Dataset extract |
▶

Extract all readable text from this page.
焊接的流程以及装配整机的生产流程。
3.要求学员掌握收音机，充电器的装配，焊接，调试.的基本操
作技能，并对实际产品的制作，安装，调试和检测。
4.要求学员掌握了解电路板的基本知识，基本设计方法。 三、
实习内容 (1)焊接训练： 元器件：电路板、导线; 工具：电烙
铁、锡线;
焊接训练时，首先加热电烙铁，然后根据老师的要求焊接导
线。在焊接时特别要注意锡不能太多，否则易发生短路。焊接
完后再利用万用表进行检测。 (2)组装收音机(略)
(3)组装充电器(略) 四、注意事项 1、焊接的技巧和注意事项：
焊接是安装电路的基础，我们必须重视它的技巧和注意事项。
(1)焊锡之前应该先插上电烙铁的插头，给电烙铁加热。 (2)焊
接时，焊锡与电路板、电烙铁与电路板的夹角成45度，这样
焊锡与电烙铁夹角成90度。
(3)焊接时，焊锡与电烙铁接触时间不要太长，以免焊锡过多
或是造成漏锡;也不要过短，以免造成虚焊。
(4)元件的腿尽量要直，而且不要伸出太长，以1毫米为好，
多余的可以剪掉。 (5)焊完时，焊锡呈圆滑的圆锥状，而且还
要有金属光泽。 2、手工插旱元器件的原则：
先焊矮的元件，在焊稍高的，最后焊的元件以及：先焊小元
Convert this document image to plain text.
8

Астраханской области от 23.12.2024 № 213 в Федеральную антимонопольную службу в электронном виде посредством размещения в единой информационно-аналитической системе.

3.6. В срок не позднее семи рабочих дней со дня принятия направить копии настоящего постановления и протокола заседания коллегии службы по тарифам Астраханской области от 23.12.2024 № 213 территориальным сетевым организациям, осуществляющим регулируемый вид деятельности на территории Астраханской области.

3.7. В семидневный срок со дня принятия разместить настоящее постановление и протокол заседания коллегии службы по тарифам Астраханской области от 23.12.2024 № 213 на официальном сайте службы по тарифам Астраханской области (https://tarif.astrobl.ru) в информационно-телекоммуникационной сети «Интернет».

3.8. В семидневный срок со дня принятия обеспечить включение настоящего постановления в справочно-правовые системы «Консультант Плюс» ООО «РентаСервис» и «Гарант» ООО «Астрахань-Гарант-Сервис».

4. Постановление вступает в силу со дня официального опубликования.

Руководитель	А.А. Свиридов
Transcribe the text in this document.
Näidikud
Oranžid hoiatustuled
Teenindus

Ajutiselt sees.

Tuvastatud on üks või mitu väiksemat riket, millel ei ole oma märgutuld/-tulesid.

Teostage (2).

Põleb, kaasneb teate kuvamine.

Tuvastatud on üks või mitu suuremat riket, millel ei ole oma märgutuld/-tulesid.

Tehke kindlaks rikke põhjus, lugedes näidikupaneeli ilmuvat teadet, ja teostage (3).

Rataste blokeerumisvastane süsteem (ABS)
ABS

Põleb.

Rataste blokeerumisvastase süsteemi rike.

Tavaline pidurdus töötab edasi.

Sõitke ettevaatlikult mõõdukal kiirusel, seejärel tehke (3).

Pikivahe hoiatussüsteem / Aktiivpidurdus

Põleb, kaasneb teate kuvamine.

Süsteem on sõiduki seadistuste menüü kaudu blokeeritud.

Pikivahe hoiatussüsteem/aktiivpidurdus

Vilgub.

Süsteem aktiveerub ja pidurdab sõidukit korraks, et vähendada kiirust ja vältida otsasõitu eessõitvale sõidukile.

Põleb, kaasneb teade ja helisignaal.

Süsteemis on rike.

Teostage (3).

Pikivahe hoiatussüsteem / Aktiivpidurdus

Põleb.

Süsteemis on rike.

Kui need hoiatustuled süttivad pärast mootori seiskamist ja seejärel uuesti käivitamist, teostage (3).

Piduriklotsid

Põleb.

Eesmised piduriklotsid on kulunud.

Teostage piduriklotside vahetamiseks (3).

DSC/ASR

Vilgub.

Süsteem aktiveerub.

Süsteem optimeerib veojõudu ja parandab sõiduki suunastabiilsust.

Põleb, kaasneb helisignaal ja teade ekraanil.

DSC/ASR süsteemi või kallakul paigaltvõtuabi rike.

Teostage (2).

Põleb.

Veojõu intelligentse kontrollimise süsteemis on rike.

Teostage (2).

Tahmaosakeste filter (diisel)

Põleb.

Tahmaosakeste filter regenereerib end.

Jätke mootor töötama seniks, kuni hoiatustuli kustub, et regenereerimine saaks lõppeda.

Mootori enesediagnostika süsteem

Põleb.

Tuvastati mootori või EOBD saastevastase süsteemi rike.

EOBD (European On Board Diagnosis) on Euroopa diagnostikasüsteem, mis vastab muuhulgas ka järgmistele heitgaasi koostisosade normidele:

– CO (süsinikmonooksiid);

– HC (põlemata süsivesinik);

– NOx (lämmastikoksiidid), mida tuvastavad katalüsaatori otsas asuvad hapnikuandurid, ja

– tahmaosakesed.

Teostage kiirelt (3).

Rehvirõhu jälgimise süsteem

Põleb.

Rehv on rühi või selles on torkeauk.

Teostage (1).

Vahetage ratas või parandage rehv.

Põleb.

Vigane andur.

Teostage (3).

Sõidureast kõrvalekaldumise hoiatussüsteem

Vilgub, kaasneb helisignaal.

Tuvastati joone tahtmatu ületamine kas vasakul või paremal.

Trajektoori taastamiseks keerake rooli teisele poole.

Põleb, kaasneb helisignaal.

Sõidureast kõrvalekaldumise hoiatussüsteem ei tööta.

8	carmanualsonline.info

◀

Exercise task | Give back the whole listing exactly as it reads.

Task output |
Extract all readable text from this page.
焊接的流程以及装配整机的生产流程。
3.要求学员掌握收音机，充电器的装配，焊接，调试.的基本操
作技能，并对实际产品的制作，安装，调试和检测。
4.要求学员掌握了解电路板的基本知识，基本设计方法。 三、
实习内容 (1)焊接训练： 元器件：电路板、导线; 工具：电烙
铁、锡线;
焊接训练时，首先加热电烙铁，然后根据老师的要求焊接导
线。在焊接时特别要注意锡不能太多，否则易发生短路。焊接
完后再利用万用表进行检测。 (2)组装收音机(略)
(3)组装充电器(略) 四、注意事项 1、焊接的技巧和注意事项：
焊接是安装电路的基础，我们必须重视它的技巧和注意事项。
(1)焊锡之前应该先插上电烙铁的插头，给电烙铁加热。 (2)焊
接时，焊锡与电路板、电烙铁与电路板的夹角成45度，这样
焊锡与电烙铁夹角成90度。
(3)焊接时，焊锡与电烙铁接触时间不要太长，以免焊锡过多
或是造成漏锡;也不要过短，以免造成虚焊。
(4)元件的腿尽量要直，而且不要伸出太长，以1毫米为好，
多余的可以剪掉。 (5)焊完时，焊锡呈圆滑的圆锥状，而且还
要有金属光泽。 2、手工插旱元器件的原则：
先焊矮的元件，在焊稍高的，最后焊的元件以及：先焊小元
Convert this document image to plain text.
8

Астраханской области от 23.12.2024 № 213 в Федеральную антимонопольную службу в электронном виде посредством размещения в единой информационно-аналитической системе.

3.6. В срок не позднее семи рабочих дней со дня принятия направить копии настоящего постановления и протокола заседания коллегии службы по тарифам Астраханской области от 23.12.2024 № 213 территориальным сетевым организациям, осуществляющим регулируемый вид деятельности на территории Астраханской области.

3.7. В семидневный срок со дня принятия разместить настоящее постановление и протокол заседания коллегии службы по тарифам Астраханской области от 23.12.2024 № 213 на официальном сайте службы по тарифам Астраханской области (https://tarif.astrobl.ru) в информационно-телекоммуникационной сети «Интернет».

3.8. В семидневный срок со дня принятия обеспечить включение настоящего постановления в справочно-правовые системы «Консультант Плюс» ООО «РентаСервис» и «Гарант» ООО «Астрахань-Гарант-Сервис».

4. Постановление вступает в силу со дня официального опубликования.

Руководитель	А.А. Свиридов
Transcribe the text in this document.
Näidikud
Oranžid hoiatustuled
Teenindus

Ajutiselt sees.

Tuvastatud on üks või mitu väiksemat riket, millel ei ole oma märgutuld/-tulesid.

Teostage (2).

Põleb, kaasneb teate kuvamine.

Tuvastatud on üks või mitu suuremat riket, millel ei ole oma märgutuld/-tulesid.

Tehke kindlaks rikke põhjus, lugedes näidikupaneeli ilmuvat teadet, ja teostage (3).

Rataste blokeerumisvastane süsteem (ABS)
ABS

Põleb.

Rataste blokeerumisvastase süsteemi rike.

Tavaline pidurdus töötab edasi.

Sõitke ettevaatlikult mõõdukal kiirusel, seejärel tehke (3).

Pikivahe hoiatussüsteem / Aktiivpidurdus

Põleb, kaasneb teate kuvamine.

Süsteem on sõiduki seadistuste menüü kaudu blokeeritud.

Pikivahe hoiatussüsteem/aktiivpidurdus

Vilgub.

Süsteem aktiveerub ja pidurdab sõidukit korraks, et vähendada kiirust ja vältida otsasõitu eessõitvale sõidukile.

Põleb, kaasneb teade ja helisignaal.

Süsteemis on rike.

Teostage (3).

Pikivahe hoiatussüsteem / Aktiivpidurdus

Põleb.

Süsteemis on rike.

Kui need hoiatustuled süttivad pärast mootori seiskamist ja seejärel uuesti käivitamist, teostage (3).

Piduriklotsid

Põleb.

Eesmised piduriklotsid on kulunud.

Teostage piduriklotside vahetamiseks (3).

DSC/ASR

Vilgub.

Süsteem aktiveerub.

Süsteem optimeerib veojõudu ja parandab sõiduki suunastabiilsust.

Põleb, kaasneb helisignaal ja teade ekraanil.

DSC/ASR süsteemi või kallakul paigaltvõtuabi rike.

Teostage (2).

Põleb.

Veojõu intelligentse kontrollimise süsteemis on rike.

Teostage (2).

Tahmaosakeste filter (diisel)

Põleb.

Tahmaosakeste filter regenereerib end.

Jätke mootor töötama seniks, kuni hoiatustuli kustub, et regenereerimine saaks lõppeda.

Mootori enesediagnostika süsteem

Põleb.

Tuvastati mootori või EOBD saastevastase süsteemi rike.

EOBD (European On Board Diagnosis) on Euroopa diagnostikasüsteem, mis vastab muuhulgas ka järgmistele heitgaasi koostisosade normidele:

– CO (süsinikmonooksiid);

– HC (põlemata süsivesinik);

– NOx (lämmastikoksiidid), mida tuvastavad katalüsaatori otsas asuvad hapnikuandurid, ja

– tahmaosakesed.

Teostage kiirelt (3).

Rehvirõhu jälgimise süsteem

Põleb.

Rehv on rühi või selles on torkeauk.

Teostage (1).

Vahetage ratas või parandage rehv.

Põleb.

Vigane andur.

Teostage (3).

Sõidureast kõrvalekaldumise hoiatussüsteem

Vilgub, kaasneb helisignaal.

Tuvastati joone tahtmatu ületamine kas vasakul või paremal.

Trajektoori taastamiseks keerake rooli teisele poole.

Põleb, kaasneb helisignaal.

Sõidureast kõrvalekaldumise hoiatussüsteem ei tööta.

8	carmanualsonline.info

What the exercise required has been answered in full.